Instruction: In the material below, identify each line bearing the word "machine". Reproduce those lines.

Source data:

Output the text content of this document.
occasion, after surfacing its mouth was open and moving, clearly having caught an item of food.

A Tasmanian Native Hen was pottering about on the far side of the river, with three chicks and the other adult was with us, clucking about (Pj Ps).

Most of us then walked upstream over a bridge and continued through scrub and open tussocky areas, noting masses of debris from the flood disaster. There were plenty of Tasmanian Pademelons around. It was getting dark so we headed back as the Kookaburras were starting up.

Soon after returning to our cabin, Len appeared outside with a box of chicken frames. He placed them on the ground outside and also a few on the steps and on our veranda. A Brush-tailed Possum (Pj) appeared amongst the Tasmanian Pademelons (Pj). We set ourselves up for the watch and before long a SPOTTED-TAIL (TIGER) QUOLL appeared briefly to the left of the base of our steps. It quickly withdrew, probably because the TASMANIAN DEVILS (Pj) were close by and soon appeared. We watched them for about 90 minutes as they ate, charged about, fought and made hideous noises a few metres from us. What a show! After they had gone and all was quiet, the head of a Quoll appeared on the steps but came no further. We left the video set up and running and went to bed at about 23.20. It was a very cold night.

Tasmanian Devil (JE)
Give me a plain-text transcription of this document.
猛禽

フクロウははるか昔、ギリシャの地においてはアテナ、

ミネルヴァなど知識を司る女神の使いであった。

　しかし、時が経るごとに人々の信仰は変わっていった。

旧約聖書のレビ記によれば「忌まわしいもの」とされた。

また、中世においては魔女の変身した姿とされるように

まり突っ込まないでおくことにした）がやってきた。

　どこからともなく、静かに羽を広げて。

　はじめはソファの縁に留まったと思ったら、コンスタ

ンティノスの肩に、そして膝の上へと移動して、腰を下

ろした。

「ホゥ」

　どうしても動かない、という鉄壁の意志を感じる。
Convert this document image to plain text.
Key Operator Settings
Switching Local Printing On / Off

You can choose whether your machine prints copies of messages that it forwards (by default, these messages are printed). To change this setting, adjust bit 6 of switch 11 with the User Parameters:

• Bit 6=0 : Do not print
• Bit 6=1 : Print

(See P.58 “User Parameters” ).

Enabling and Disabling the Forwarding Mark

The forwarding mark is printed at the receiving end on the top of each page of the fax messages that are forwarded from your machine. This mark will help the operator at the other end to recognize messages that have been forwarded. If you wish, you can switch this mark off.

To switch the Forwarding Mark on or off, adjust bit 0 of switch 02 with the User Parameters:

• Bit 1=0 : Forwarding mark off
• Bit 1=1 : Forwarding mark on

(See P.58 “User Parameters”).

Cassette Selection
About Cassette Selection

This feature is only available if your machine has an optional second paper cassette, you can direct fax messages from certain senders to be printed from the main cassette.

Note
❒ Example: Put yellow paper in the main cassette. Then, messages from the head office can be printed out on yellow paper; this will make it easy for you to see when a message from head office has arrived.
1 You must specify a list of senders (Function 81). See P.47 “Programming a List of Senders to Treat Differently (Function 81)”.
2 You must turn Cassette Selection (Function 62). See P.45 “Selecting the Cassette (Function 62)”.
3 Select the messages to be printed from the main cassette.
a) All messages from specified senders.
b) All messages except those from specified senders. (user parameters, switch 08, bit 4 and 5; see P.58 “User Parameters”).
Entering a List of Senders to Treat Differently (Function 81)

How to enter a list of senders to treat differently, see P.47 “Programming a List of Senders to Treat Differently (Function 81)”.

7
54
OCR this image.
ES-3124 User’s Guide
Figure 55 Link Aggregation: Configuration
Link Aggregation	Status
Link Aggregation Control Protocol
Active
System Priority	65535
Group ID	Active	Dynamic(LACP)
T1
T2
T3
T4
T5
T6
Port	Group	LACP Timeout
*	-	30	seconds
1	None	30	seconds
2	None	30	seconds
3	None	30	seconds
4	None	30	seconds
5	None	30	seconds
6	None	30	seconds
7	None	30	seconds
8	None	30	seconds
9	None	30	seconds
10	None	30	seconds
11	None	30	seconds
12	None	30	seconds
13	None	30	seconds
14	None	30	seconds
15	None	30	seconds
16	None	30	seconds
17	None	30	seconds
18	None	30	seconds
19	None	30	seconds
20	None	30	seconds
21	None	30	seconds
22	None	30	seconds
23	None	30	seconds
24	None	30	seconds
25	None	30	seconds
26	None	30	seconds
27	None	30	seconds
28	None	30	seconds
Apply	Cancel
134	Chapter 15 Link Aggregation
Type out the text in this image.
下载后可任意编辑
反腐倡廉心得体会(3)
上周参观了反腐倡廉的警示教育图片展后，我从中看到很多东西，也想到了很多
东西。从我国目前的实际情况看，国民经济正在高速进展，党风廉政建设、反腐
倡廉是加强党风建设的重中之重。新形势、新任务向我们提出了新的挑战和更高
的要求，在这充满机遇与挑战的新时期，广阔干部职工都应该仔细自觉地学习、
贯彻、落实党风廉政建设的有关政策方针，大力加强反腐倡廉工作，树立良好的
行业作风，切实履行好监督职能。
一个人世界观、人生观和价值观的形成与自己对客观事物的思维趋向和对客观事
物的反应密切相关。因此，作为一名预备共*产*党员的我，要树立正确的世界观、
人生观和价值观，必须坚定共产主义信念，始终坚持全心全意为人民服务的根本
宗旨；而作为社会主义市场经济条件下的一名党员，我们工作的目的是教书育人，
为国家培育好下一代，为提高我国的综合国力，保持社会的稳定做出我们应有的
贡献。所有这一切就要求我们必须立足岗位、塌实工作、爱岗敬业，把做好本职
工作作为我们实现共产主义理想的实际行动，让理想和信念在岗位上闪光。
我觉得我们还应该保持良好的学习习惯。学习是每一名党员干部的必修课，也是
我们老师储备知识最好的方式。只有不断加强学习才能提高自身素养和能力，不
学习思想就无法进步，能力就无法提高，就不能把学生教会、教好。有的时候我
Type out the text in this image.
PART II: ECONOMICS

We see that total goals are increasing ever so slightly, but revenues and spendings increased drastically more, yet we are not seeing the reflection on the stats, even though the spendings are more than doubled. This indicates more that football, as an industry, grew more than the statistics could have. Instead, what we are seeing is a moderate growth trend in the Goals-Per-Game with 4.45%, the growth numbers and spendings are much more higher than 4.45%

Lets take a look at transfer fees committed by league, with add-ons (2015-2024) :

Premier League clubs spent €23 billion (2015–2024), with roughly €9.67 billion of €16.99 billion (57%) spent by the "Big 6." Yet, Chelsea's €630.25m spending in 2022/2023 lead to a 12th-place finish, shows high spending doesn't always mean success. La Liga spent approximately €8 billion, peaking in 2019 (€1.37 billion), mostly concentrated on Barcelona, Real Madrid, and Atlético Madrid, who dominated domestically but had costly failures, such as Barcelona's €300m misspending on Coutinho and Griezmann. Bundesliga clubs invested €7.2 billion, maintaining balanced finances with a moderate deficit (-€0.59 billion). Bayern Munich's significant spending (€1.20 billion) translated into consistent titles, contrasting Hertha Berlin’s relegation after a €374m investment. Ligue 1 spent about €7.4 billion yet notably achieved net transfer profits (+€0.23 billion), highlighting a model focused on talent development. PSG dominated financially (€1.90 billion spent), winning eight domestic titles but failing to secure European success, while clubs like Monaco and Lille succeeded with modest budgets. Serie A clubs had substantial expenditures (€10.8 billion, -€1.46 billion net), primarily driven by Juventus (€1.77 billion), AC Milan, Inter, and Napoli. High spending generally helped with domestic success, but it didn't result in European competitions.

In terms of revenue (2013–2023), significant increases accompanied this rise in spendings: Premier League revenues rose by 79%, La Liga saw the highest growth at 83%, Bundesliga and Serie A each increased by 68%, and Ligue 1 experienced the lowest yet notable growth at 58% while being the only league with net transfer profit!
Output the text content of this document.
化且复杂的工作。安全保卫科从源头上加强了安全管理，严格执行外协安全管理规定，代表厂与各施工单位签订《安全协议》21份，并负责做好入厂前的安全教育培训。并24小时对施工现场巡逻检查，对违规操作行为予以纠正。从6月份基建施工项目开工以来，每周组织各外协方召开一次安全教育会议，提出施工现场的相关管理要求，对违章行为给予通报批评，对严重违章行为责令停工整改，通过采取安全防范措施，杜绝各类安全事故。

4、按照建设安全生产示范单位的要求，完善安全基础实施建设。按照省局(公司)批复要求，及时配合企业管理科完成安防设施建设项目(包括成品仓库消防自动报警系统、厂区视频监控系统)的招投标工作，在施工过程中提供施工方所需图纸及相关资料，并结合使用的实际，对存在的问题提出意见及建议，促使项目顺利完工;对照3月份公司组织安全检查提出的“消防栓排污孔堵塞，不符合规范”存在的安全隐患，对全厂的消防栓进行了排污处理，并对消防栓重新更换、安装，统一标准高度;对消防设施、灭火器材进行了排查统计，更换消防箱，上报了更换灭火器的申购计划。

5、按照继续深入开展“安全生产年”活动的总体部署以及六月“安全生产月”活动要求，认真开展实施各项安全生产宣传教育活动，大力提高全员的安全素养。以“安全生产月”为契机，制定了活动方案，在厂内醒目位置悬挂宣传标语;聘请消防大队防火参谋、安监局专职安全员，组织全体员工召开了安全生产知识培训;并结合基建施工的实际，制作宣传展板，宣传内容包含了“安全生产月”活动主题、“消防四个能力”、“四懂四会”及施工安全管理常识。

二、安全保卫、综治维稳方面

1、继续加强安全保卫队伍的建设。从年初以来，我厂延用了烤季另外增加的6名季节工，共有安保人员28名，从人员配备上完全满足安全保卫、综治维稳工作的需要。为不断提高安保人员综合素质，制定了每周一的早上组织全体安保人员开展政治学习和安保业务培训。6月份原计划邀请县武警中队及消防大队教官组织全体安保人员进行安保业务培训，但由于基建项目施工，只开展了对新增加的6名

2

Output of the task:
You can choose whether your machine prints copies of messages that it forwards (by default, these messages are printed). To change this setting, adjust bit 6 of switch 11 with the User Parameters:
The forwarding mark is printed at the receiving end on the top of each page of the fax messages that are forwarded from your machine. This mark will help the operator at the other end to recognize messages that have been forwarded. If you wish, you can switch this mark off.
This feature is only available if your machine has an optional second paper cassette, you can direct fax messages from certain senders to be printed from the main cassette.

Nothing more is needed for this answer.